Instruction: According to the libvirt migration thread, which glibc version first added the F_DUPFD_CLOEXEC flag?

[libvirt-users] Libvirt migration issues (0.9.4 and 0.9.9)

Dear all, we're having two different problems with migrations in libvirt, running as root user on host machines with CentOS release 5.5 (Final), kernel: Linux 2.6.32.24 #3 SMP Fri Oct 29 16:22:02 BST 2010 x86_64 x86_64 x86_64 GNU/Linux First case: virsh version Compiled against library: libvir 0.9.4 Using library: libvir 0.9.4 Using API: QEMU 0.9.4 Running hypervisor: QEMU 1.0.50 Migrations work well for a basic VM, but if we attach a disk to the usb bus migration is no longer possible and fails with the error message: "error: operation failed: migration job: is not active". This is regardless of if the device is mounted inside the VM or not (debian). Please find more information attached. If we attach the same (.iso based) disk to the scsi bus instead, migrations work as normal. ---- To mitigate this problem, we tried upgrading to a more recent libvirt version: Compiled against library: libvir 0.9.9 Using library: libvir 0.9.9 Using API: QEMU 0.9.9 Running hypervisor: QEMU 1.0.50 When trying to migrate a normal (debian) instance from one host to another using the same domain as in the previous successful case without any devices attached, migration fails with the error message "error: Unable to copy socket file handle: Invalid argument". The libvirt.log only has a similar single-line of information: 2012-01-30 15:44:46.772+0000: 7546: error : virNetSocketDupFD:787 : Unable to copy socket file handle: Invalid argument. The network configuration used here is the same as we successfully used in the 0.9.4 test case, using static ip's. Thankful for assistance, not really sure what to try next. :) Regards, Daniel Espling

Hi again, I spent some time trying to debug this: added some printouts and noticed that the virNetSocketDupFD() function is called with cloexec = True, hence triggering the call: fd = fcntl(sock->fd, F_DUPFD_CLOEXEC); However, running on CentOS 5.5 our glibc version is glibc-2.5-49.el5_5.5, and it seems the F_DUPFD_CLOEXEC flag was not added until glibc2.7 [1]. I then tried to replace that code with: if (cloexec) { fd = fcntl(sock->fd, F_DUPFD); if (fd >= 0) fcntl(fd, F_SETFD, FD_CLOEXEC); } but the results are the same; Unable to copy socket file handle: Invalid argument I also added some more printouts to find more about the fd: 2012-01-31 11:20:24.093+0000: 10445: error : virNetSocketDupFD:790 : sock->fd: 15, cloexec: 1: Invalid argument and can at least see that fd 15 is the one complaining. Looking at lsof for the KVM process: kvm 7456 root 13u 0000 0,8 0 852 anon_inode kvm 7456 root 14u IPv4 167375 TCP localhost.localdomain:5900 (LISTEN) kvm 7456 root 15r FIFO 0,7 167376 pipe kvm 7456 root 16w FIFO 0,7 167376 pipe kvm 7456 root 17u CHR 10,200 2986 /dev/net/tun Seems like it fails duplicating a pipe leading back to the same process? Regards, Daniel 1) http://stackoverflow.com/questions/1643304/how-to-set-close-on-exec-by-defau... On Jan 30, 2012, at 3:14 PM, Daniel Espling wrote:
Dear all,
we're having two different problems with migrations in libvirt, running as root user on host machines with CentOS release 5.5 (Final), kernel: Linux 2.6.32.24 #3 SMP Fri Oct 29 16:22:02 BST 2010 x86_64 x86_64 x86_64 GNU/Linux
First case:
virsh version Compiled against library: libvir 0.9.4 Using library: libvir 0.9.4 Using API: QEMU 0.9.4 Running hypervisor: QEMU 1.0.50
Migrations work well for a basic VM, but if we attach a disk to the usb bus migration is no longer possible and fails with the error message: "error: operation failed: migration job: is not active". This is regardless of if the device is mounted inside the VM or not (debian). Please find more information attached.

[Element boundary entries]
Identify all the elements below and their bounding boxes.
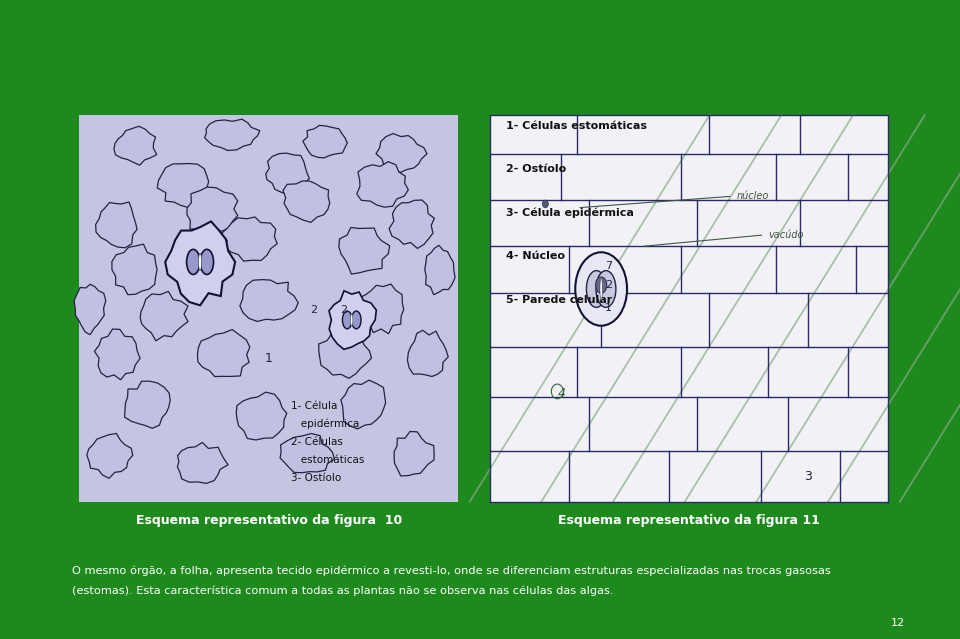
Bar [490, 115, 888, 502]
Polygon shape [283, 181, 330, 222]
Polygon shape [357, 162, 408, 207]
Polygon shape [74, 284, 106, 335]
Polygon shape [329, 291, 376, 350]
Polygon shape [125, 381, 170, 428]
Polygon shape [341, 380, 386, 429]
Ellipse shape [575, 252, 627, 326]
Text: 1: 1 [605, 304, 612, 313]
Polygon shape [204, 119, 260, 150]
Polygon shape [86, 433, 132, 478]
Text: O mesmo órgão, a folha, apresenta tecido epidérmico a revesti-lo, onde se difere: O mesmo órgão, a folha, apresenta tecido… [72, 566, 830, 576]
Ellipse shape [595, 277, 607, 293]
Text: 3- Célula epidérmica: 3- Célula epidérmica [506, 208, 634, 219]
Text: 7: 7 [605, 261, 612, 271]
Polygon shape [339, 227, 390, 274]
Polygon shape [112, 244, 157, 295]
Ellipse shape [596, 271, 616, 307]
Ellipse shape [542, 200, 548, 208]
Ellipse shape [351, 311, 361, 329]
Text: núcleo: núcleo [736, 191, 769, 201]
Text: 1: 1 [264, 352, 273, 365]
Ellipse shape [350, 314, 353, 326]
Polygon shape [157, 164, 208, 208]
Polygon shape [424, 245, 455, 295]
Bar [79, 115, 458, 502]
Text: 2: 2 [341, 305, 348, 315]
Polygon shape [389, 200, 434, 249]
Polygon shape [395, 431, 434, 476]
Text: vacúdo: vacúdo [768, 230, 804, 240]
Polygon shape [236, 392, 287, 440]
Polygon shape [187, 187, 238, 235]
Polygon shape [178, 442, 228, 483]
Polygon shape [376, 134, 427, 173]
Text: 2: 2 [310, 305, 318, 315]
Text: 4- Núcleo: 4- Núcleo [506, 251, 564, 261]
Text: 2- Ostíolo: 2- Ostíolo [506, 164, 565, 174]
Text: 1- Célula: 1- Célula [291, 401, 338, 411]
Polygon shape [198, 330, 250, 376]
Text: 3: 3 [804, 470, 812, 483]
Text: 4: 4 [558, 387, 565, 400]
Text: epidérmica: epidérmica [291, 419, 359, 429]
Polygon shape [407, 330, 448, 376]
Polygon shape [94, 329, 140, 380]
Ellipse shape [343, 311, 352, 329]
Polygon shape [302, 125, 348, 158]
Text: 5- Parede celular: 5- Parede celular [506, 295, 612, 305]
Polygon shape [140, 291, 188, 341]
Polygon shape [96, 202, 137, 248]
Text: 2- Células: 2- Células [291, 437, 343, 447]
Text: Esquema representativo da figura  10: Esquema representativo da figura 10 [135, 514, 402, 527]
Ellipse shape [587, 271, 607, 307]
Text: 1- Células estomáticas: 1- Células estomáticas [506, 121, 646, 131]
Polygon shape [165, 222, 235, 305]
Ellipse shape [199, 253, 202, 271]
Ellipse shape [600, 277, 602, 300]
Text: 12: 12 [891, 618, 904, 628]
Text: 3- Ostíolo: 3- Ostíolo [291, 473, 342, 482]
Text: estomáticas: estomáticas [291, 455, 365, 465]
Text: (estomas). Esta característica comum a todas as plantas não se observa nas célul: (estomas). Esta característica comum a t… [72, 586, 613, 596]
Ellipse shape [186, 249, 200, 275]
Text: 2: 2 [605, 280, 612, 290]
Text: Esquema representativo da figura 11: Esquema representativo da figura 11 [559, 514, 820, 527]
Polygon shape [114, 127, 156, 166]
Polygon shape [357, 284, 404, 334]
Ellipse shape [201, 249, 213, 275]
Polygon shape [319, 332, 372, 378]
Polygon shape [280, 433, 334, 473]
Polygon shape [240, 280, 299, 321]
Polygon shape [221, 217, 277, 261]
Polygon shape [266, 153, 309, 194]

Response below: glibc 2.7